◆ Task details
Everything from the line with "Extract all readable text from this page." through the last line of the records below should be copied exactly, both ends included.

(Items listed in a dataset)
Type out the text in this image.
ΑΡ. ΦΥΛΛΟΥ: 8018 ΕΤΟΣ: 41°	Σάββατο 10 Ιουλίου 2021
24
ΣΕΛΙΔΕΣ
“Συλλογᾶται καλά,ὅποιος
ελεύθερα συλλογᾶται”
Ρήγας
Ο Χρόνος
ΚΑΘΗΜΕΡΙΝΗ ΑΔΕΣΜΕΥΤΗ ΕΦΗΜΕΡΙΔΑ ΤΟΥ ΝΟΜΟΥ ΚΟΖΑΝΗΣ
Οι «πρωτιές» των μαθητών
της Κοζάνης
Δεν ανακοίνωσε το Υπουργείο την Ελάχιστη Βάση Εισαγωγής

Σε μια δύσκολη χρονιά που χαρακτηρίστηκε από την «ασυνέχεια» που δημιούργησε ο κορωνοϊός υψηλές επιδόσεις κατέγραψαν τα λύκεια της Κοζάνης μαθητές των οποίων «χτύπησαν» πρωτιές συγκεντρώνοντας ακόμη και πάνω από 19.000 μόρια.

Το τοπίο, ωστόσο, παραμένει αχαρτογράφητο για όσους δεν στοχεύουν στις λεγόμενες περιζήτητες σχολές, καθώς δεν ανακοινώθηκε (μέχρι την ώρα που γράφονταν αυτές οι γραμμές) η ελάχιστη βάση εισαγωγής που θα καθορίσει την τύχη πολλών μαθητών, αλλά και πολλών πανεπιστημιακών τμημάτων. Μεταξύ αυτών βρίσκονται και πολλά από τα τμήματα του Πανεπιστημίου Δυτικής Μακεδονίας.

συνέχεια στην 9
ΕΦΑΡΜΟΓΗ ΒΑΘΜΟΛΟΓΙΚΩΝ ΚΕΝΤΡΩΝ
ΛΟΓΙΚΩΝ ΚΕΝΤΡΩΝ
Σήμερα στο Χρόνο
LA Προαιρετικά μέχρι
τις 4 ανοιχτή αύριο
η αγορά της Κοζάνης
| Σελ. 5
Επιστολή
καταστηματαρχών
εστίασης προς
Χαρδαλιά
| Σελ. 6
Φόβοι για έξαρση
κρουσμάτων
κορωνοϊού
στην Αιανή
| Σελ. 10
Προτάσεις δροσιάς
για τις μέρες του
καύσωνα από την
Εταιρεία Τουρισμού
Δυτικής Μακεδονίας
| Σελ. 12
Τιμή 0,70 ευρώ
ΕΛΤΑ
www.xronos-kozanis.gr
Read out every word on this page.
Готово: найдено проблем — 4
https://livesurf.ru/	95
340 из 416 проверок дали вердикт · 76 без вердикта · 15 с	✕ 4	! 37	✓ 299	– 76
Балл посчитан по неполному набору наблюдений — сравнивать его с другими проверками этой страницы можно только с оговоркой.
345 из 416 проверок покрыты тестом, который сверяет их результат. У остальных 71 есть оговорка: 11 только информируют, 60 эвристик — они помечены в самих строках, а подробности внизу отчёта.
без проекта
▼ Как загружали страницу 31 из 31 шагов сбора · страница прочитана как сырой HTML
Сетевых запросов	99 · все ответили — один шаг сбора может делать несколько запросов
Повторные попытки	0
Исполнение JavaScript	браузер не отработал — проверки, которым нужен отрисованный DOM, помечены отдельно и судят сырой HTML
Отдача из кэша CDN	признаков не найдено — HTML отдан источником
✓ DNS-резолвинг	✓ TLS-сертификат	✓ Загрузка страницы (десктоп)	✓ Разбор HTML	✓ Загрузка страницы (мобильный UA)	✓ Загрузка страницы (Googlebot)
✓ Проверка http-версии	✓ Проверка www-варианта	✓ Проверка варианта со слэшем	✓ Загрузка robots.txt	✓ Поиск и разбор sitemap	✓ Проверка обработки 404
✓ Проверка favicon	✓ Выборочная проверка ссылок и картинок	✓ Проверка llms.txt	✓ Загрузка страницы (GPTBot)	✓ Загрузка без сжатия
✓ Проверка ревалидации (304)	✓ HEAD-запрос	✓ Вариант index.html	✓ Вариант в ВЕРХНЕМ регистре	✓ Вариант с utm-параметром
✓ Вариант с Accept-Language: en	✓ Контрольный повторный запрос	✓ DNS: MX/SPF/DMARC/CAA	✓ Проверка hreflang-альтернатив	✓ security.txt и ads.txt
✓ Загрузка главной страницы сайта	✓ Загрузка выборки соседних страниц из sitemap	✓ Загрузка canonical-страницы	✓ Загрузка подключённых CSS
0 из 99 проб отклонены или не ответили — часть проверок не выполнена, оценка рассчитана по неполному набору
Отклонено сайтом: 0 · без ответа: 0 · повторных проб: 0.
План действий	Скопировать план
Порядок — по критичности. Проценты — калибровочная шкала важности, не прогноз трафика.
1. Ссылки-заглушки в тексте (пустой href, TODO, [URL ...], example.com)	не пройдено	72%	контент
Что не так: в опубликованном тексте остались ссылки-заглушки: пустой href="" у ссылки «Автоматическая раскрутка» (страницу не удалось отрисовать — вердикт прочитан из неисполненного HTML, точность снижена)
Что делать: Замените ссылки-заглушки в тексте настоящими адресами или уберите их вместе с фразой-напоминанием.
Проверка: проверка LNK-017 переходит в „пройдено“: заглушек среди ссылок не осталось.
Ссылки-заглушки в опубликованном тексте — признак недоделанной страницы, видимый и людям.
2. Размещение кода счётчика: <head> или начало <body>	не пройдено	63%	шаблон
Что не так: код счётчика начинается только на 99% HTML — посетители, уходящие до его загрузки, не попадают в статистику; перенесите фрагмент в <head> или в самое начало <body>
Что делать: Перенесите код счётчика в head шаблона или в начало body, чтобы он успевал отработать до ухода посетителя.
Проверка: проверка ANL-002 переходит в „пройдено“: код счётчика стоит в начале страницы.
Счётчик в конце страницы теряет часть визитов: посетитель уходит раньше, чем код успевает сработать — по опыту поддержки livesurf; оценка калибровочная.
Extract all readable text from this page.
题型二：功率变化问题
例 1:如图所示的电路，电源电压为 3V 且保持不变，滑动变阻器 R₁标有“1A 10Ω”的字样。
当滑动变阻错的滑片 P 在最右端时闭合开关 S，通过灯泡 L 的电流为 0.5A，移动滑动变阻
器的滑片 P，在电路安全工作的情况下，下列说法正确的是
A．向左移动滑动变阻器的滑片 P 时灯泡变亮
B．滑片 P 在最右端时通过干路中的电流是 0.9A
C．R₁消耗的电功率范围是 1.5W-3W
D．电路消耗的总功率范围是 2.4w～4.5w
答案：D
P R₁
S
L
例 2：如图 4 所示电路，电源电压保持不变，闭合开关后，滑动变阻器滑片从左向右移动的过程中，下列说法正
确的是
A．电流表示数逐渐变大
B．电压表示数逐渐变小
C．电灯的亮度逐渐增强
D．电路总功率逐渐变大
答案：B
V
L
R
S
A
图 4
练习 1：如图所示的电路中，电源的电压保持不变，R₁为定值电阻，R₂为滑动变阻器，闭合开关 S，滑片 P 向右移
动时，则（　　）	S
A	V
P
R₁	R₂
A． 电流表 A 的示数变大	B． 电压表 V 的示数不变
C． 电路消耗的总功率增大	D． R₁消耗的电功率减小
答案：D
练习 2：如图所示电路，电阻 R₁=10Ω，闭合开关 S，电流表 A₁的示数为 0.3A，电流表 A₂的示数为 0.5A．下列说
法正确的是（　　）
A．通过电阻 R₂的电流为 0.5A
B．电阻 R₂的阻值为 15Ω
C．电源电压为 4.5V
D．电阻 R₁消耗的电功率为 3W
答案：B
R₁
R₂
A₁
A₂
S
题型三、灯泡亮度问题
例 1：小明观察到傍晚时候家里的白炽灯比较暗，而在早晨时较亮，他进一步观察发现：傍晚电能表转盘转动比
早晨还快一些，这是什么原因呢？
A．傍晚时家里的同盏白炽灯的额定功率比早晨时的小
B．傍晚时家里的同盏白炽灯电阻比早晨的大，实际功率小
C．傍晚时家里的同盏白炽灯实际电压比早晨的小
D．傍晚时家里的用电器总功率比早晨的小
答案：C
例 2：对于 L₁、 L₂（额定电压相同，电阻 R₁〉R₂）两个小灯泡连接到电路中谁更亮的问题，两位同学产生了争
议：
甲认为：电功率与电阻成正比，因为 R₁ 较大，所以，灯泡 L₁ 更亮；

◆ Complete output
Extract all readable text from this page.
题型二：功率变化问题
例 1:如图所示的电路，电源电压为 3V 且保持不变，滑动变阻器 R₁标有“1A 10Ω”的字样。
当滑动变阻错的滑片 P 在最右端时闭合开关 S，通过灯泡 L 的电流为 0.5A，移动滑动变阻
器的滑片 P，在电路安全工作的情况下，下列说法正确的是
A．向左移动滑动变阻器的滑片 P 时灯泡变亮
B．滑片 P 在最右端时通过干路中的电流是 0.9A
C．R₁消耗的电功率范围是 1.5W-3W
D．电路消耗的总功率范围是 2.4w～4.5w
答案：D
P R₁
S
L
例 2：如图 4 所示电路，电源电压保持不变，闭合开关后，滑动变阻器滑片从左向右移动的过程中，下列说法正
确的是
A．电流表示数逐渐变大
B．电压表示数逐渐变小
C．电灯的亮度逐渐增强
D．电路总功率逐渐变大
答案：B
V
L
R
S
A
图 4
练习 1：如图所示的电路中，电源的电压保持不变，R₁为定值电阻，R₂为滑动变阻器，闭合开关 S，滑片 P 向右移
动时，则（　　）	S
A	V
P
R₁	R₂
A． 电流表 A 的示数变大	B． 电压表 V 的示数不变
C． 电路消耗的总功率增大	D． R₁消耗的电功率减小
答案：D
练习 2：如图所示电路，电阻 R₁=10Ω，闭合开关 S，电流表 A₁的示数为 0.3A，电流表 A₂的示数为 0.5A．下列说
法正确的是（　　）
A．通过电阻 R₂的电流为 0.5A
B．电阻 R₂的阻值为 15Ω
C．电源电压为 4.5V
D．电阻 R₁消耗的电功率为 3W
答案：B
R₁
R₂
A₁
A₂
S
题型三、灯泡亮度问题
例 1：小明观察到傍晚时候家里的白炽灯比较暗，而在早晨时较亮，他进一步观察发现：傍晚电能表转盘转动比
早晨还快一些，这是什么原因呢？
A．傍晚时家里的同盏白炽灯的额定功率比早晨时的小
B．傍晚时家里的同盏白炽灯电阻比早晨的大，实际功率小
C．傍晚时家里的同盏白炽灯实际电压比早晨的小
D．傍晚时家里的用电器总功率比早晨的小
答案：C
例 2：对于 L₁、 L₂（额定电压相同，电阻 R₁〉R₂）两个小灯泡连接到电路中谁更亮的问题，两位同学产生了争
议：
甲认为：电功率与电阻成正比，因为 R₁ 较大，所以，灯泡 L₁ 更亮；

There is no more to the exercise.